▸ **DO THIS**:
Extract every entry word for word.

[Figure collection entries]
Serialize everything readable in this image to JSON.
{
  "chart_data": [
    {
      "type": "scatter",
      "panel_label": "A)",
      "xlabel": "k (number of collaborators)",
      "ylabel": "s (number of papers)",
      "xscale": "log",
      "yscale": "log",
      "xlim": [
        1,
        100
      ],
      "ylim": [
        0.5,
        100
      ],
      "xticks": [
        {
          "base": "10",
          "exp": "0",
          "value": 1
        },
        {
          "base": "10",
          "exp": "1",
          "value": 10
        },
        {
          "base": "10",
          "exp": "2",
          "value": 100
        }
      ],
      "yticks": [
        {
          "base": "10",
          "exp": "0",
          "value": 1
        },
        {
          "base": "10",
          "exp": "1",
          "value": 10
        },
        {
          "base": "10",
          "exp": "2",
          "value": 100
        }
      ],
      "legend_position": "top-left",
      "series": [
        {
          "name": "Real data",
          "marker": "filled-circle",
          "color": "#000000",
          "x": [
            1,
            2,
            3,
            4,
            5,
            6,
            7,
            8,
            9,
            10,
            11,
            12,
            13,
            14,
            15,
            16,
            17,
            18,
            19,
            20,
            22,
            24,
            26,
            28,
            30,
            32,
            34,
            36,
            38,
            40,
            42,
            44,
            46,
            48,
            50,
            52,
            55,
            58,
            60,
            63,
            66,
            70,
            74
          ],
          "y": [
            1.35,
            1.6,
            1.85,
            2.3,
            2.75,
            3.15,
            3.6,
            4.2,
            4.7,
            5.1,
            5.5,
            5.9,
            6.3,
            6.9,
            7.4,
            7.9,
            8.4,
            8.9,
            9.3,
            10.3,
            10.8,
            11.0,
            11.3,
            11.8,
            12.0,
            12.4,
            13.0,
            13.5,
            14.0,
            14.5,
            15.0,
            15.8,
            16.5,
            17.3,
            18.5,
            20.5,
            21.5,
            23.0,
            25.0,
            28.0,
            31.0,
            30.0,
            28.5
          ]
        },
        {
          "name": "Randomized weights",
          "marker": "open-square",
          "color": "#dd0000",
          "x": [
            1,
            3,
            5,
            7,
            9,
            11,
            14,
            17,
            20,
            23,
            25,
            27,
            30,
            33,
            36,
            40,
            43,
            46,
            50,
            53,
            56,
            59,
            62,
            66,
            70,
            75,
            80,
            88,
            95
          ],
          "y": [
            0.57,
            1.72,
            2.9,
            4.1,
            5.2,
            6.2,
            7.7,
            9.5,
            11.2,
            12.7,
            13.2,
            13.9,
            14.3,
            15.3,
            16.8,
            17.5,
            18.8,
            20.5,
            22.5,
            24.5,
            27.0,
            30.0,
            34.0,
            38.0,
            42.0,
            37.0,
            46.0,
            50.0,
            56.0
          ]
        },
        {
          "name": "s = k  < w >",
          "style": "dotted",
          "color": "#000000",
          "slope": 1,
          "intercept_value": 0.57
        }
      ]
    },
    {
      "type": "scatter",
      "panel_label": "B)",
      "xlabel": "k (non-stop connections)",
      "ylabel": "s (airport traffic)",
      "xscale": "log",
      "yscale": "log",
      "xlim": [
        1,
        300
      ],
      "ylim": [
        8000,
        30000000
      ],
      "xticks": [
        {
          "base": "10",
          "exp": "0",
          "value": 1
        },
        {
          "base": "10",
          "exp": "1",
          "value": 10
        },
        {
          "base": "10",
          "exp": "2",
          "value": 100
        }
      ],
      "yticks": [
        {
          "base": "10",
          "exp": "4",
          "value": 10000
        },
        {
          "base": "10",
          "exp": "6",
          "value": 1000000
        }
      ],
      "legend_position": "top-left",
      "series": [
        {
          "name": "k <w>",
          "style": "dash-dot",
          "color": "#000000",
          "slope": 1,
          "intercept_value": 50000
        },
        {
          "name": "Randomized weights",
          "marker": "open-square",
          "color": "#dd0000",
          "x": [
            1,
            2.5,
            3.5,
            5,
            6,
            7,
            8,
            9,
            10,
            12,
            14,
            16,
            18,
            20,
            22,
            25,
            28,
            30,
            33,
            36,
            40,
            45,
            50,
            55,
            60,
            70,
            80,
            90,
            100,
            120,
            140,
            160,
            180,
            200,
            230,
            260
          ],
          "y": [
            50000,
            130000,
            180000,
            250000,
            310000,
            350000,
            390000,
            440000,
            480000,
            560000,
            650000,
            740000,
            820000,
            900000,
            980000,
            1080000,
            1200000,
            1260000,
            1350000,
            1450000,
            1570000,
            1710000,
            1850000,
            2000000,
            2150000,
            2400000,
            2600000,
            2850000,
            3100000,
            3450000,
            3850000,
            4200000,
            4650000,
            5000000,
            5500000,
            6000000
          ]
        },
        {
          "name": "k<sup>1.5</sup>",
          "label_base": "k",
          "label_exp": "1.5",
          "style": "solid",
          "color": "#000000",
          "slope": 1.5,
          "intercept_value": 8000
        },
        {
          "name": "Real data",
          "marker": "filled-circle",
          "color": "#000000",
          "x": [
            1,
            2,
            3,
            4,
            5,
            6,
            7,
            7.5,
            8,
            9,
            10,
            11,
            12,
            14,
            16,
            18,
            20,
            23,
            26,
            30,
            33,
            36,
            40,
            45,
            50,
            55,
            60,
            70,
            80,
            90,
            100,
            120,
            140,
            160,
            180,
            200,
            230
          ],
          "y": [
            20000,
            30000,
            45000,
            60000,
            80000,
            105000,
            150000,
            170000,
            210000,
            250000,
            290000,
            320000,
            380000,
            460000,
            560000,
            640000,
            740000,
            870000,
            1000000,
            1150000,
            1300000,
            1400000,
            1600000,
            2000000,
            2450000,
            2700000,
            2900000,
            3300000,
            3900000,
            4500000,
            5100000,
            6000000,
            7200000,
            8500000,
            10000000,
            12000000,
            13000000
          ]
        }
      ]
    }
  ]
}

▸ **PROBLEM SOLUTION**:
Serialize everything readable in this image to JSON.
{
  "chart_data": [
    {
      "type": "scatter",
      "panel_label": "A)",
      "xlabel": "k (number of collaborators)",
      "ylabel": "s (number of papers)",
      "xscale": "log",
      "yscale": "log",
      "xlim": [
        1,
        100
      ],
      "ylim": [
        0.5,
        100
      ],
      "xticks": [
        {
          "base": "10",
          "exp": "0",
          "value": 1
        },
        {
          "base": "10",
          "exp": "1",
          "value": 10
        },
        {
          "base": "10",
          "exp": "2",
          "value": 100
        }
      ],
      "yticks": [
        {
          "base": "10",
          "exp": "0",
          "value": 1
        },
        {
          "base": "10",
          "exp": "1",
          "value": 10
        },
        {
          "base": "10",
          "exp": "2",
          "value": 100
        }
      ],
      "legend_position": "top-left",
      "series": [
        {
          "name": "Real data",
          "marker": "filled-circle",
          "color": "#000000",
          "x": [
            1,
            2,
            3,
            4,
            5,
            6,
            7,
            8,
            9,
            10,
            11,
            12,
            13,
            14,
            15,
            16,
            17,
            18,
            19,
            20,
            22,
            24,
            26,
            28,
            30,
            32,
            34,
            36,
            38,
            40,
            42,
            44,
            46,
            48,
            50,
            52,
            55,
            58,
            60,
            63,
            66,
            70,
            74
          ],
          "y": [
            1.35,
            1.6,
            1.85,
            2.3,
            2.75,
            3.15,
            3.6,
            4.2,
            4.7,
            5.1,
            5.5,
            5.9,
            6.3,
            6.9,
            7.4,
            7.9,
            8.4,
            8.9,
            9.3,
            10.3,
            10.8,
            11.0,
            11.3,
            11.8,
            12.0,
            12.4,
            13.0,
            13.5,
            14.0,
            14.5,
            15.0,
            15.8,
            16.5,
            17.3,
            18.5,
            20.5,
            21.5,
            23.0,
            25.0,
            28.0,
            31.0,
            30.0,
            28.5
          ]
        },
        {
          "name": "Randomized weights",
          "marker": "open-square",
          "color": "#dd0000",
          "x": [
            1,
            3,
            5,
            7,
            9,
            11,
            14,
            17,
            20,
            23,
            25,
            27,
            30,
            33,
            36,
            40,
            43,
            46,
            50,
            53,
            56,
            59,
            62,
            66,
            70,
            75,
            80,
            88,
            95
          ],
          "y": [
            0.57,
            1.72,
            2.9,
            4.1,
            5.2,
            6.2,
            7.7,
            9.5,
            11.2,
            12.7,
            13.2,
            13.9,
            14.3,
            15.3,
            16.8,
            17.5,
            18.8,
            20.5,
            22.5,
            24.5,
            27.0,
            30.0,
            34.0,
            38.0,
            42.0,
            37.0,
            46.0,
            50.0,
            56.0
          ]
        },
        {
          "name": "s = k  < w >",
          "style": "dotted",
          "color": "#000000",
          "slope": 1,
          "intercept_value": 0.57
        }
      ]
    },
    {
      "type": "scatter",
      "panel_label": "B)",
      "xlabel": "k (non-stop connections)",
      "ylabel": "s (airport traffic)",
      "xscale": "log",
      "yscale": "log",
      "xlim": [
        1,
        300
      ],
      "ylim": [
        8000,
        30000000
      ],
      "xticks": [
        {
          "base": "10",
          "exp": "0",
          "value": 1
        },
        {
          "base": "10",
          "exp": "1",
          "value": 10
        },
        {
          "base": "10",
          "exp": "2",
          "value": 100
        }
      ],
      "yticks": [
        {
          "base": "10",
          "exp": "4",
          "value": 10000
        },
        {
          "base": "10",
          "exp": "6",
          "value": 1000000
        }
      ],
      "legend_position": "top-left",
      "series": [
        {
          "name": "k <w>",
          "style": "dash-dot",
          "color": "#000000",
          "slope": 1,
          "intercept_value": 50000
        },
        {
          "name": "Randomized weights",
          "marker": "open-square",
          "color": "#dd0000",
          "x": [
            1,
            2.5,
            3.5,
            5,
            6,
            7,
            8,
            9,
            10,
            12,
            14,
            16,
            18,
            20,
            22,
            25,
            28,
            30,
            33,
            36,
            40,
            45,
            50,
            55,
            60,
            70,
            80,
            90,
            100,
            120,
            140,
            160,
            180,
            200,
            230,
            260
          ],
          "y": [
            50000,
            130000,
            180000,
            250000,
            310000,
            350000,
            390000,
            440000,
            480000,
            560000,
            650000,
            740000,
            820000,
            900000,
            980000,
            1080000,
            1200000,
            1260000,
            1350000,
            1450000,
            1570000,
            1710000,
            1850000,
            2000000,
            2150000,
            2400000,
            2600000,
            2850000,
            3100000,
            3450000,
            3850000,
            4200000,
            4650000,
            5000000,
            5500000,
            6000000
          ]
        },
        {
          "name": "k<sup>1.5</sup>",
          "label_base": "k",
          "label_exp": "1.5",
          "style": "solid",
          "color": "#000000",
          "slope": 1.5,
          "intercept_value": 8000
        },
        {
          "name": "Real data",
          "marker": "filled-circle",
          "color": "#000000",
          "x": [
            1,
            2,
            3,
            4,
            5,
            6,
            7,
            7.5,
            8,
            9,
            10,
            11,
            12,
            14,
            16,
            18,
            20,
            23,
            26,
            30,
            33,
            36,
            40,
            45,
            50,
            55,
            60,
            70,
            80,
            90,
            100,
            120,
            140,
            160,
            180,
            200,
            230
          ],
          "y": [
            20000,
            30000,
            45000,
            60000,
            80000,
            105000,
            150000,
            170000,
            210000,
            250000,
            290000,
            320000,
            380000,
            460000,
            560000,
            640000,
            740000,
            870000,
            1000000,
            1150000,
            1300000,
            1400000,
            1600000,
            2000000,
            2450000,
            2700000,
            2900000,
            3300000,
            3900000,
            4500000,
            5100000,
            6000000,
            7200000,
            8500000,
            10000000,
            12000000,
            13000000
          ]
        }
      ]
    }
  ]
}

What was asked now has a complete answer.